Extracted data entries:

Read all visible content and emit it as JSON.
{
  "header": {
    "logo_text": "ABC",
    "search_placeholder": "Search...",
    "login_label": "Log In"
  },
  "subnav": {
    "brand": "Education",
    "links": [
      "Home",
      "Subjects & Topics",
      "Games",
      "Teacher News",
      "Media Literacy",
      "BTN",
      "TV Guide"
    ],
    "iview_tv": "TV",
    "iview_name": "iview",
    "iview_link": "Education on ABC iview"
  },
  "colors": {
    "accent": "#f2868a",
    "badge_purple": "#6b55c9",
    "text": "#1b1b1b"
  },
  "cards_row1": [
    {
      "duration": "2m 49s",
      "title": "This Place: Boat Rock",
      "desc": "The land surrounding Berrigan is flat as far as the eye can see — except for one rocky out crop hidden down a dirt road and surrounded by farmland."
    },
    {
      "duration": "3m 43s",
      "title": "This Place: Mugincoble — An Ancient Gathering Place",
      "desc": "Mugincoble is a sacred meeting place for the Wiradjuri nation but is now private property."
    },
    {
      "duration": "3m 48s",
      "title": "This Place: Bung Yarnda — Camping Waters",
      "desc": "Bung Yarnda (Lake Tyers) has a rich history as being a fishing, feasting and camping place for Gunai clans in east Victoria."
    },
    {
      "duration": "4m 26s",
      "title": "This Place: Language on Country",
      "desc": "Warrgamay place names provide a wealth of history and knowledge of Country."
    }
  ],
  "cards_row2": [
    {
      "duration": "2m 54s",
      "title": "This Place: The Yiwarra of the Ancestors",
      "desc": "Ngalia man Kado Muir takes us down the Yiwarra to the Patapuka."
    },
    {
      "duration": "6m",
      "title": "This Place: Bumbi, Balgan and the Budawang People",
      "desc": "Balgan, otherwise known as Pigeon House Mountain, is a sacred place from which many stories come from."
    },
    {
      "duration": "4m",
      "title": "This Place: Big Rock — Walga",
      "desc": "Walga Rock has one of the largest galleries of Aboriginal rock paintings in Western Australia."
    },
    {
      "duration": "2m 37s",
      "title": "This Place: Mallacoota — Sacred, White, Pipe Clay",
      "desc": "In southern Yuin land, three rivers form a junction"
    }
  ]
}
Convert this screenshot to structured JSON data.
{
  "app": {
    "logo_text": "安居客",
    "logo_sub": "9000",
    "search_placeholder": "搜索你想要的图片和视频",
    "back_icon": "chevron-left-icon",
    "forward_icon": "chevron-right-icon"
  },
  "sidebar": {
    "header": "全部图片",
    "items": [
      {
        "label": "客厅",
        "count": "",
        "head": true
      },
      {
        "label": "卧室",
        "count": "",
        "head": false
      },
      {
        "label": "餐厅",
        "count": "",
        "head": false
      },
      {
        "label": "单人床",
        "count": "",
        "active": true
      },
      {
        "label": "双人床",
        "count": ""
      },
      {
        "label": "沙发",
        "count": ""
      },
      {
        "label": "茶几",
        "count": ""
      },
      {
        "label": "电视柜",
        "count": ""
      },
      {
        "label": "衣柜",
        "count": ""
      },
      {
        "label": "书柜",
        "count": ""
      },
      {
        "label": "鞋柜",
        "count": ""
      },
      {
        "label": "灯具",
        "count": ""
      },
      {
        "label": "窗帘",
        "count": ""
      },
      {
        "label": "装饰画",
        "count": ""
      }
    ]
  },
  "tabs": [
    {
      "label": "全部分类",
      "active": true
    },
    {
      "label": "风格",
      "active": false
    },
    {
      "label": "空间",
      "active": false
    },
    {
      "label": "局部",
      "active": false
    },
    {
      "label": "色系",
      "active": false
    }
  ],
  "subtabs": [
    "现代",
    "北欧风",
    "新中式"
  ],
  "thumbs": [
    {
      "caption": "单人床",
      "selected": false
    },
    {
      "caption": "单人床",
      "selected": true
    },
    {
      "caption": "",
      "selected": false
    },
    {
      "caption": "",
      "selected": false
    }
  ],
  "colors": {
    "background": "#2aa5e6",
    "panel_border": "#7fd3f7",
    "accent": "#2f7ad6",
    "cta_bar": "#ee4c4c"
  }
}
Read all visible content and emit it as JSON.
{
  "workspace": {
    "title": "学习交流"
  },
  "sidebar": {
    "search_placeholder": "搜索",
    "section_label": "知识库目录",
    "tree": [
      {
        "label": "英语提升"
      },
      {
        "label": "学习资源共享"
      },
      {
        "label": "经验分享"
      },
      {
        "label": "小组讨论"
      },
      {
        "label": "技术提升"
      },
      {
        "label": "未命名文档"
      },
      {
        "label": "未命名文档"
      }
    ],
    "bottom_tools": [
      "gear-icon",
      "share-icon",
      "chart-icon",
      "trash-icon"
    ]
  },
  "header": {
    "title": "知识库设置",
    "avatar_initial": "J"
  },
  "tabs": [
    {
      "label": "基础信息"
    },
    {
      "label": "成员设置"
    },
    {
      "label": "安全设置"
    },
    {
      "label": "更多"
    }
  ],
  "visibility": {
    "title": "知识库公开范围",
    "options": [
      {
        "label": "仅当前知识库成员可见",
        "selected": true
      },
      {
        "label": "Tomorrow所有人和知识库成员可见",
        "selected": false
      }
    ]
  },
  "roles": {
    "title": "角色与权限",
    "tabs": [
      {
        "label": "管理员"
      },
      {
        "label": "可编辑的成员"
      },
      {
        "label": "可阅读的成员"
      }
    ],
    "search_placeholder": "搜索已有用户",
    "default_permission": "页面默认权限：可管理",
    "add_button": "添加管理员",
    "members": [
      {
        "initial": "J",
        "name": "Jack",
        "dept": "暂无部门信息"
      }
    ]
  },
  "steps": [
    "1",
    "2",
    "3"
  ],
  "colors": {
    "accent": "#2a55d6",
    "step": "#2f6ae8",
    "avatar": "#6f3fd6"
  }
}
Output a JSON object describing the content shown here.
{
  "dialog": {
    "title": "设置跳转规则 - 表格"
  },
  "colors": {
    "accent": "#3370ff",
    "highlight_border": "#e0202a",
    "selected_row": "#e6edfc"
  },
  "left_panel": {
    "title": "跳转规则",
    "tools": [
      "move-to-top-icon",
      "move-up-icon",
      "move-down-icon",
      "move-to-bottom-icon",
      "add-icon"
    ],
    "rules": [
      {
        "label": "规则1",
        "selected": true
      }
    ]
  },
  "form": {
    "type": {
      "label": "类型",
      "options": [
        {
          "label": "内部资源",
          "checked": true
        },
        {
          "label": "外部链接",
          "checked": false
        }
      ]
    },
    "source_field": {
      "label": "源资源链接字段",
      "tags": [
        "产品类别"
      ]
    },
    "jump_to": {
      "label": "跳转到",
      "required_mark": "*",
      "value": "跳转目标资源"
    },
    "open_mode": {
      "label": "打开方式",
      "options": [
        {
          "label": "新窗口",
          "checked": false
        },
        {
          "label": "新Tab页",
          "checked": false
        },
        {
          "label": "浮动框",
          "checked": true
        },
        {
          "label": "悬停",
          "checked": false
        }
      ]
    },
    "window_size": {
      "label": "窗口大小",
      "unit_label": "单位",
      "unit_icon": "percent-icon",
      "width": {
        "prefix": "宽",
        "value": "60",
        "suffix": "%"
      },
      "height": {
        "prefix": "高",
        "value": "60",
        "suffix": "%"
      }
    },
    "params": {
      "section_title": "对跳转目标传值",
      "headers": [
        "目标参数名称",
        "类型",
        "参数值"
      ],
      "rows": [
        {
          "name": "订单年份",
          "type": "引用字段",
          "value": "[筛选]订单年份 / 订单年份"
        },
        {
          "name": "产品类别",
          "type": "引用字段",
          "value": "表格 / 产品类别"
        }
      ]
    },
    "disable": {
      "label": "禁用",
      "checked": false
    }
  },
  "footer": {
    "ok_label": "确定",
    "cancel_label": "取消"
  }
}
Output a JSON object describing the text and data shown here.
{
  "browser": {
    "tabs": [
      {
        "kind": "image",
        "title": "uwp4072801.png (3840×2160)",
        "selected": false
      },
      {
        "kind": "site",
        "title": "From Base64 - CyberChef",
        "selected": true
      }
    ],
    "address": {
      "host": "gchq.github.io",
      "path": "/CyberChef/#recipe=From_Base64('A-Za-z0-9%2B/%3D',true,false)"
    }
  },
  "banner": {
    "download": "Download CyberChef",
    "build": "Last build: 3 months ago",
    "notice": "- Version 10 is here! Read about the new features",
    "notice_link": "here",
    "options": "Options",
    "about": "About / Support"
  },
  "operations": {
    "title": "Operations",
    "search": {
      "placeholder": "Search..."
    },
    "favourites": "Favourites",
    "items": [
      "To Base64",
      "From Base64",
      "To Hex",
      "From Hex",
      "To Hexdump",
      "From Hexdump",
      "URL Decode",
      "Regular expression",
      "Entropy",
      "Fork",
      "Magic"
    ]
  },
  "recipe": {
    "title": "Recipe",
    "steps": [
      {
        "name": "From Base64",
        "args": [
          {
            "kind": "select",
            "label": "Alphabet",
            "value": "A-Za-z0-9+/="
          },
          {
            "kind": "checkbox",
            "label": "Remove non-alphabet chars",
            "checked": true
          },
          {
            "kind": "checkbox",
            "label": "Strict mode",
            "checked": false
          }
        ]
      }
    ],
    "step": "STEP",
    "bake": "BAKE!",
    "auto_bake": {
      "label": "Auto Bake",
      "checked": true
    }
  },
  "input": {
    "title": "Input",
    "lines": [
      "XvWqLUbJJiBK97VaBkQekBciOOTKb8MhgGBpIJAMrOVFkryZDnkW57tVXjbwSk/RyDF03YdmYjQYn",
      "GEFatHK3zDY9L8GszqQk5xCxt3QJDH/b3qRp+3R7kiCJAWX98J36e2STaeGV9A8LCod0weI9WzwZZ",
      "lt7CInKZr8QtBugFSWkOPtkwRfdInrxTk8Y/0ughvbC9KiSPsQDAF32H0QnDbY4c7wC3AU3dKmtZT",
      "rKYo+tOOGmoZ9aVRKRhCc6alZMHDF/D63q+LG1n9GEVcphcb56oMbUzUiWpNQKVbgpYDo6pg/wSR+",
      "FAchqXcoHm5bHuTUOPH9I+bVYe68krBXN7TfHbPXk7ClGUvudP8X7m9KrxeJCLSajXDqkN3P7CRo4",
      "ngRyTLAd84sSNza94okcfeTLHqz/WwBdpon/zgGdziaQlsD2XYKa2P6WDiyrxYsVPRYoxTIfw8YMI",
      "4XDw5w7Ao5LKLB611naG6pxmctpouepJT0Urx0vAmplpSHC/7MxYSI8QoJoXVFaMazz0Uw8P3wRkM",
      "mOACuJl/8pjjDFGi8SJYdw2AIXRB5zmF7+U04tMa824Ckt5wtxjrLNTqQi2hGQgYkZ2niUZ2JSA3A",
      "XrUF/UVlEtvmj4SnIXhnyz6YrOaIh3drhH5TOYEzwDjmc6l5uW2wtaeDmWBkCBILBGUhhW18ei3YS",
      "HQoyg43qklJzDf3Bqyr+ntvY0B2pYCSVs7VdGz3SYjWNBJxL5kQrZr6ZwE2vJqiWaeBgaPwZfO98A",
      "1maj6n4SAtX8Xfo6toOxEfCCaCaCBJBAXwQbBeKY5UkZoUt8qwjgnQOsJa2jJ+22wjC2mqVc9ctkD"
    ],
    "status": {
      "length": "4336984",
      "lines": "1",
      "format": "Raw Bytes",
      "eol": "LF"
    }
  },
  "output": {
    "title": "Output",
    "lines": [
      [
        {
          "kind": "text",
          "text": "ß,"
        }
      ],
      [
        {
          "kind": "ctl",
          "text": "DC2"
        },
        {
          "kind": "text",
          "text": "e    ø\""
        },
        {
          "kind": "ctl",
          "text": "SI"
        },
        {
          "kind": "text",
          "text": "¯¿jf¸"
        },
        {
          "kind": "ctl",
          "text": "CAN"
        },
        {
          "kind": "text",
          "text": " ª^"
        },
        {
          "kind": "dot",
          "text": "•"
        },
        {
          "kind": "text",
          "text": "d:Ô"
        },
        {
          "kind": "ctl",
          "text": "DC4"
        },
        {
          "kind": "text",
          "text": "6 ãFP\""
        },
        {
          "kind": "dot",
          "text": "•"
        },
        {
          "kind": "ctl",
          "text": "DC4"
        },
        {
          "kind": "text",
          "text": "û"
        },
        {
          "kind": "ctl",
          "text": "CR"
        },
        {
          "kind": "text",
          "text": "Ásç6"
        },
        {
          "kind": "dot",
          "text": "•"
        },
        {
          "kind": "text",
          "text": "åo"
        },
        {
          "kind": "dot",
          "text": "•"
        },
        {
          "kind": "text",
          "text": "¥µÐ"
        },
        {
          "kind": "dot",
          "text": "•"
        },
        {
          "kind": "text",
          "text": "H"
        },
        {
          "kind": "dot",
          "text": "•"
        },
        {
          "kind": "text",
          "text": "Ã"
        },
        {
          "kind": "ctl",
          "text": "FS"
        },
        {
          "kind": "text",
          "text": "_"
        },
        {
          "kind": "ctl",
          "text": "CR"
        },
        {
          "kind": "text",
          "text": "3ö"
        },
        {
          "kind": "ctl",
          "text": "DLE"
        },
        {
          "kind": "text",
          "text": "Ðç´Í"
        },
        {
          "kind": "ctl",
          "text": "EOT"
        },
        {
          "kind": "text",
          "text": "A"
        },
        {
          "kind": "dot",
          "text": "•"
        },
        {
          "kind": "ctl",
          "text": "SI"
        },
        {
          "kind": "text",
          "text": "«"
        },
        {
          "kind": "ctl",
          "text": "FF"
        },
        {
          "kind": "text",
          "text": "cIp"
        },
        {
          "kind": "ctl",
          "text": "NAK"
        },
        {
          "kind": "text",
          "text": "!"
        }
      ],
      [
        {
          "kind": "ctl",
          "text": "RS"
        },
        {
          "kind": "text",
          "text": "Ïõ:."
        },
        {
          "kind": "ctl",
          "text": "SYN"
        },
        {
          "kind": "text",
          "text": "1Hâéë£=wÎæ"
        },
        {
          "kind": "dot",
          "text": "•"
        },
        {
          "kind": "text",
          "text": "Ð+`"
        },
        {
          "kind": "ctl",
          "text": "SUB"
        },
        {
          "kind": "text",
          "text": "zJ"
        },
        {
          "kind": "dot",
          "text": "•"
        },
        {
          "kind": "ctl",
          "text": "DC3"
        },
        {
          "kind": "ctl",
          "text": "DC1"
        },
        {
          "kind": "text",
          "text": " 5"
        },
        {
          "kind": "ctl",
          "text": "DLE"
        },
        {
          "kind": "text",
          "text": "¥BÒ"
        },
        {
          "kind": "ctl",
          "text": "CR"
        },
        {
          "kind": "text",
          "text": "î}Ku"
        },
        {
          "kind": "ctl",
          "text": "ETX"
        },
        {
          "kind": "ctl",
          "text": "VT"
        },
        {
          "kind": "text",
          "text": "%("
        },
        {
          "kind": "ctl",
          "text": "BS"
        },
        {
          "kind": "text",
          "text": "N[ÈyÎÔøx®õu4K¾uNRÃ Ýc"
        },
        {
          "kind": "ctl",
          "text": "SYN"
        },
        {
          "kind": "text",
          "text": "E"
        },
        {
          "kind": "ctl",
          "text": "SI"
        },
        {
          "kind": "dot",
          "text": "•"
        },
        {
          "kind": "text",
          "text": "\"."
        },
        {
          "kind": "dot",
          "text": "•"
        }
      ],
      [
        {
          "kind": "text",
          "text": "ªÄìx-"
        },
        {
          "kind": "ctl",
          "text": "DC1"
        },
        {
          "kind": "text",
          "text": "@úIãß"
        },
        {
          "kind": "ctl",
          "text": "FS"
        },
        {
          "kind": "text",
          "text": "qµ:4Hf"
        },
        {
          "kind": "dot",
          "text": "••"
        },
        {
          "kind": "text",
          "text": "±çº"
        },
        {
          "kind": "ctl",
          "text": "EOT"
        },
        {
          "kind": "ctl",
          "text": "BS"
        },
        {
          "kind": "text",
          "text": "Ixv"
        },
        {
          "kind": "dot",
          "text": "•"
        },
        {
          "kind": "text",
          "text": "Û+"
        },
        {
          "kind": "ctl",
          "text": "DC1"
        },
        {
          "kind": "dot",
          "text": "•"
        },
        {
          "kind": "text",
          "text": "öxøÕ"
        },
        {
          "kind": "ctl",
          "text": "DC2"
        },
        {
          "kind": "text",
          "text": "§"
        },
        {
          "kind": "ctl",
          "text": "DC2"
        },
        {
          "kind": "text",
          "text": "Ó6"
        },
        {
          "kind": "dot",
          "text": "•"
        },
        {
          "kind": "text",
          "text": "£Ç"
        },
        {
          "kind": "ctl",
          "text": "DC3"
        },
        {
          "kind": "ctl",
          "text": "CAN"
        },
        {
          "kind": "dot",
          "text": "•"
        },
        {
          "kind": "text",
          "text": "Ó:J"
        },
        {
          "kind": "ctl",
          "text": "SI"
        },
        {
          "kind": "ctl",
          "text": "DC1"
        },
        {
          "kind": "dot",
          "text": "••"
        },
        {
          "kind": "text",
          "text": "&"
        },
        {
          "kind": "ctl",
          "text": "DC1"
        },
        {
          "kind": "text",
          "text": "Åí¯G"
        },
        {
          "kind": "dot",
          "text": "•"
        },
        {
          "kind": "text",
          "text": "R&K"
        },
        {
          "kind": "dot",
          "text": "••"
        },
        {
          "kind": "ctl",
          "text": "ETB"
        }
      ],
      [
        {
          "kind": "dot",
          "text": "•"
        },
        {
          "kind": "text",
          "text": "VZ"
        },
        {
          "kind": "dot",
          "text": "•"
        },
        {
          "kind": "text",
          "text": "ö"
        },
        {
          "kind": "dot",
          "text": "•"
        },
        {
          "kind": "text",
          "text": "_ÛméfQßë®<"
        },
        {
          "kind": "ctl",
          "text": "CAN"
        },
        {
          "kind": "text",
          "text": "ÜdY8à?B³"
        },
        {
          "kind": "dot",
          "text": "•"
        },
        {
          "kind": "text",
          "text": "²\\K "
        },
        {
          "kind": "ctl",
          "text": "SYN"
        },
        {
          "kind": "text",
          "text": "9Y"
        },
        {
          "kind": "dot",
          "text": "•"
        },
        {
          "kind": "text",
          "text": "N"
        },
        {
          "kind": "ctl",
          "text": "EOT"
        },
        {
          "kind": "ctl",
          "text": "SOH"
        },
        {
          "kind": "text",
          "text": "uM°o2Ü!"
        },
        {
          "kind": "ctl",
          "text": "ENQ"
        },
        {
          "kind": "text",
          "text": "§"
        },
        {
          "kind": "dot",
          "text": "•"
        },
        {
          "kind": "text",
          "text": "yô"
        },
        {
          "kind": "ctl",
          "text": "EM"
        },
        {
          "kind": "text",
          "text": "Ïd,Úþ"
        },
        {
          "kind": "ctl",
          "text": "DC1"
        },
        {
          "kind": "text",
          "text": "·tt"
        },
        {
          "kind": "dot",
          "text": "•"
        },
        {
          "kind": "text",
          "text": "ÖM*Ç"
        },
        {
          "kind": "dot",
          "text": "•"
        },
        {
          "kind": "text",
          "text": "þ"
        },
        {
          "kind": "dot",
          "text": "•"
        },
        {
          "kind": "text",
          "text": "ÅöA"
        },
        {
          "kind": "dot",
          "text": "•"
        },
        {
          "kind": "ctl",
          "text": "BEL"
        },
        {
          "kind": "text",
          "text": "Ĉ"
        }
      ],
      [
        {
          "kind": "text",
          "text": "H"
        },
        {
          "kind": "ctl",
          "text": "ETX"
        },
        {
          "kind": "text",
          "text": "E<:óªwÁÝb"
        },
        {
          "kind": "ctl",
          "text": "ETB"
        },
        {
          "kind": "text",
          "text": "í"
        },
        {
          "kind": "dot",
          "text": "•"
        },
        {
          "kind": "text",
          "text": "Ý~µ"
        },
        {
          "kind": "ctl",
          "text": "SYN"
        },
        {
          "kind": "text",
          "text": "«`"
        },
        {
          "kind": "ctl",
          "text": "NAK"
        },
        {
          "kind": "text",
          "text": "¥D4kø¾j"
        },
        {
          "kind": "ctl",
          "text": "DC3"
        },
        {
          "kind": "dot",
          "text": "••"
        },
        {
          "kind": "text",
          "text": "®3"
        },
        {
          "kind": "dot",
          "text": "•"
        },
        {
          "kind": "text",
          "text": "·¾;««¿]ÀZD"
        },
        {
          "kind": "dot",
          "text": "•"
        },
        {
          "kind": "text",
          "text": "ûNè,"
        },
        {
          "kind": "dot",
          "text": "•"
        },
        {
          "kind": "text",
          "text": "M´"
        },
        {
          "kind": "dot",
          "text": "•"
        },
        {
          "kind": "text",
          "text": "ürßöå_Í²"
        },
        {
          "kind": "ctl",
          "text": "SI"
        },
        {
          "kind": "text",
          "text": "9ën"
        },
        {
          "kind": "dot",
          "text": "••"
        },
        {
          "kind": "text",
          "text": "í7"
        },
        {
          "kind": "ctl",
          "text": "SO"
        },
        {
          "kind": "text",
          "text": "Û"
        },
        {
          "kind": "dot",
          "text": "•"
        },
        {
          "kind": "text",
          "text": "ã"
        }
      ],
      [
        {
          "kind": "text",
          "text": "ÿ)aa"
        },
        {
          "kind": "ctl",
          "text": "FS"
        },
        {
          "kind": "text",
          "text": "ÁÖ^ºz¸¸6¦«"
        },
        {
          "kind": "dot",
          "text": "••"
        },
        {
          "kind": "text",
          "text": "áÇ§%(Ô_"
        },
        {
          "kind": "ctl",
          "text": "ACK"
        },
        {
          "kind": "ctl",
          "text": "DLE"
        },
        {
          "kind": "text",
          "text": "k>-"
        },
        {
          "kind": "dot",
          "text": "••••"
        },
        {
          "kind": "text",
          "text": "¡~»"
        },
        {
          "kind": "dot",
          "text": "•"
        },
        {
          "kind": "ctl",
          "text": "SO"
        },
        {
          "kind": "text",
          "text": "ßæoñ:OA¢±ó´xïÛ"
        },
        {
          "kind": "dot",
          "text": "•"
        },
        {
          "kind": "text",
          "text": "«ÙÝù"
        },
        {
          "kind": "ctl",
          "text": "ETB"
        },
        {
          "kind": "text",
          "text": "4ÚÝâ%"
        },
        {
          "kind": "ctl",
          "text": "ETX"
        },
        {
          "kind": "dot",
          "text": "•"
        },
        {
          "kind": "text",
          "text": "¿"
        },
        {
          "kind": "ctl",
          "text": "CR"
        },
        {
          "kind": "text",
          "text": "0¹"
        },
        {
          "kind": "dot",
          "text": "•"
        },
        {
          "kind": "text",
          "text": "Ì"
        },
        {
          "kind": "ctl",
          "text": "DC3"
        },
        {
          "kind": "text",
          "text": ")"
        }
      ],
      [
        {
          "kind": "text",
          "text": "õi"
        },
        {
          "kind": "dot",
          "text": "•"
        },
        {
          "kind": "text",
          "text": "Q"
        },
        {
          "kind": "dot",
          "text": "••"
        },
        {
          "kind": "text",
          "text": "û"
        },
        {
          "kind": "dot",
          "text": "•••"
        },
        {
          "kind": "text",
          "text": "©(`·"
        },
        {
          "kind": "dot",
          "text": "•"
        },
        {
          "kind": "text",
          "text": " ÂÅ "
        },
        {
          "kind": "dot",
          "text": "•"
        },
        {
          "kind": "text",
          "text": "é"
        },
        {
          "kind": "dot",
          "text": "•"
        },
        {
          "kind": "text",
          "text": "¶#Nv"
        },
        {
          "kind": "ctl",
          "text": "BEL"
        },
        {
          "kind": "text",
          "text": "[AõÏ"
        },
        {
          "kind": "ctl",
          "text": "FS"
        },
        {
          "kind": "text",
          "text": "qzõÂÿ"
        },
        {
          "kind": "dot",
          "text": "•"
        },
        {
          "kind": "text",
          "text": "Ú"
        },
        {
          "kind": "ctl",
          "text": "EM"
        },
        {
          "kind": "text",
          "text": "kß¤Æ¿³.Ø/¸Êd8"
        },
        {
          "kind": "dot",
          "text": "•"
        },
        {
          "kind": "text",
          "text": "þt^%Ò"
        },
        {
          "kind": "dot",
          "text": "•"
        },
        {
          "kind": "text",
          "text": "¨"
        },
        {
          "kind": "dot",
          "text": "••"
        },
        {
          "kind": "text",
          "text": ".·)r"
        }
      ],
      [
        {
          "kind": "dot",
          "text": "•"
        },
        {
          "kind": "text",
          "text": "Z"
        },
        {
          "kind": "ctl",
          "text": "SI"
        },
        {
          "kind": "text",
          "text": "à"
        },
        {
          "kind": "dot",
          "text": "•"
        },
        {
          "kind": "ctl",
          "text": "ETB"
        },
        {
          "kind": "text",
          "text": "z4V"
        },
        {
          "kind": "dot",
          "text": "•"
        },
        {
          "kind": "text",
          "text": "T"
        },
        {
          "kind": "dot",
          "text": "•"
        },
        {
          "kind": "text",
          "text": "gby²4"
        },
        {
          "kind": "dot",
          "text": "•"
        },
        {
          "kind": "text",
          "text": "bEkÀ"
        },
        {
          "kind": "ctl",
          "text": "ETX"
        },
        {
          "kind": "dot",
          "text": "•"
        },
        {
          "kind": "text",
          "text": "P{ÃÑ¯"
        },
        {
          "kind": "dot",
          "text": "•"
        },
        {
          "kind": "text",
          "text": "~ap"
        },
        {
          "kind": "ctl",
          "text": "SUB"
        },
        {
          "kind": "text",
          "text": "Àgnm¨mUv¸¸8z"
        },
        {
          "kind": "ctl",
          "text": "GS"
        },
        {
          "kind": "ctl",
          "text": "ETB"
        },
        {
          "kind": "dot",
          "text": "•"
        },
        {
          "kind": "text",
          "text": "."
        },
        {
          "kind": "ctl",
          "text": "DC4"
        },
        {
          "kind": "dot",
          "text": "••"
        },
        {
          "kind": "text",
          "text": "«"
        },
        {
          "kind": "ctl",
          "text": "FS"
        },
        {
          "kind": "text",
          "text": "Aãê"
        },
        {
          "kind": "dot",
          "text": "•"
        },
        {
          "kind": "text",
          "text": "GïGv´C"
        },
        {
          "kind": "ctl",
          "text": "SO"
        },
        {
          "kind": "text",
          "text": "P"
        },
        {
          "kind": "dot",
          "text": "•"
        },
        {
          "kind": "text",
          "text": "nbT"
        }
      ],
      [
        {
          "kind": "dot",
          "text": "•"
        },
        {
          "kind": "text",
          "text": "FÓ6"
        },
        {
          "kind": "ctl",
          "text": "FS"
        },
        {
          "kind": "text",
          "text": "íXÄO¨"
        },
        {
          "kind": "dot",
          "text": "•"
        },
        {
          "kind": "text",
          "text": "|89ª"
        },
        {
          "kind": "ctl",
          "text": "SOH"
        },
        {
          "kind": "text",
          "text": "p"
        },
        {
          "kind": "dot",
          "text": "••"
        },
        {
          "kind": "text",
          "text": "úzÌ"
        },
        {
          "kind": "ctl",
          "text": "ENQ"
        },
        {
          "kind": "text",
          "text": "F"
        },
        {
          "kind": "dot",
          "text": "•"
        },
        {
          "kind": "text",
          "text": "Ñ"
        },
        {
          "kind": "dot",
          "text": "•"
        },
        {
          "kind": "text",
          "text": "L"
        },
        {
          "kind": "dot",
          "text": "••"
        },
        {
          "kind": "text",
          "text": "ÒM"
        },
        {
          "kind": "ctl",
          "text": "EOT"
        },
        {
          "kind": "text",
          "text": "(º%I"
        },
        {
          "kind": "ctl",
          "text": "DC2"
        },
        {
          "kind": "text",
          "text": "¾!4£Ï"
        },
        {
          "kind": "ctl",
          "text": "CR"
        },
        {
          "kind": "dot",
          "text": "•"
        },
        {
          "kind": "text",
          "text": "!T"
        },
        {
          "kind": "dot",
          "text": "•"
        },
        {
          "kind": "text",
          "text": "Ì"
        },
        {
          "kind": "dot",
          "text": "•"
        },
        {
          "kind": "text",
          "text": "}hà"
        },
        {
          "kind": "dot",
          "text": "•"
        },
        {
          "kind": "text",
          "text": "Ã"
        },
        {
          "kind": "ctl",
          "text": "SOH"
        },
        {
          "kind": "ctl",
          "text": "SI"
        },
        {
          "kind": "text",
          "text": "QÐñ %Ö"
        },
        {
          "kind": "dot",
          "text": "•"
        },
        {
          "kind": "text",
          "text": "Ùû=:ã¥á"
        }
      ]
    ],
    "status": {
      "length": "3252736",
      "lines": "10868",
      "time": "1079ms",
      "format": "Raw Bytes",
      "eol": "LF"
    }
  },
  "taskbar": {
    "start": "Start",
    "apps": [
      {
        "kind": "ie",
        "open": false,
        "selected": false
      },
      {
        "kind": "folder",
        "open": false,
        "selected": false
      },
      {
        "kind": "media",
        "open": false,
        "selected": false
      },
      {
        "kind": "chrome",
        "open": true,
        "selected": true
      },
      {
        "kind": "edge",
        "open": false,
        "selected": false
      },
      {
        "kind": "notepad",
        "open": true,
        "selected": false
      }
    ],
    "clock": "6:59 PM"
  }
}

— Work to be completed —
Which lines above contain "accent"? Show each of them.

— Task result —
    "accent": "#f2868a",
    "accent": "#2f7ad6",
    "accent": "#2a55d6",
    "accent": "#3370ff",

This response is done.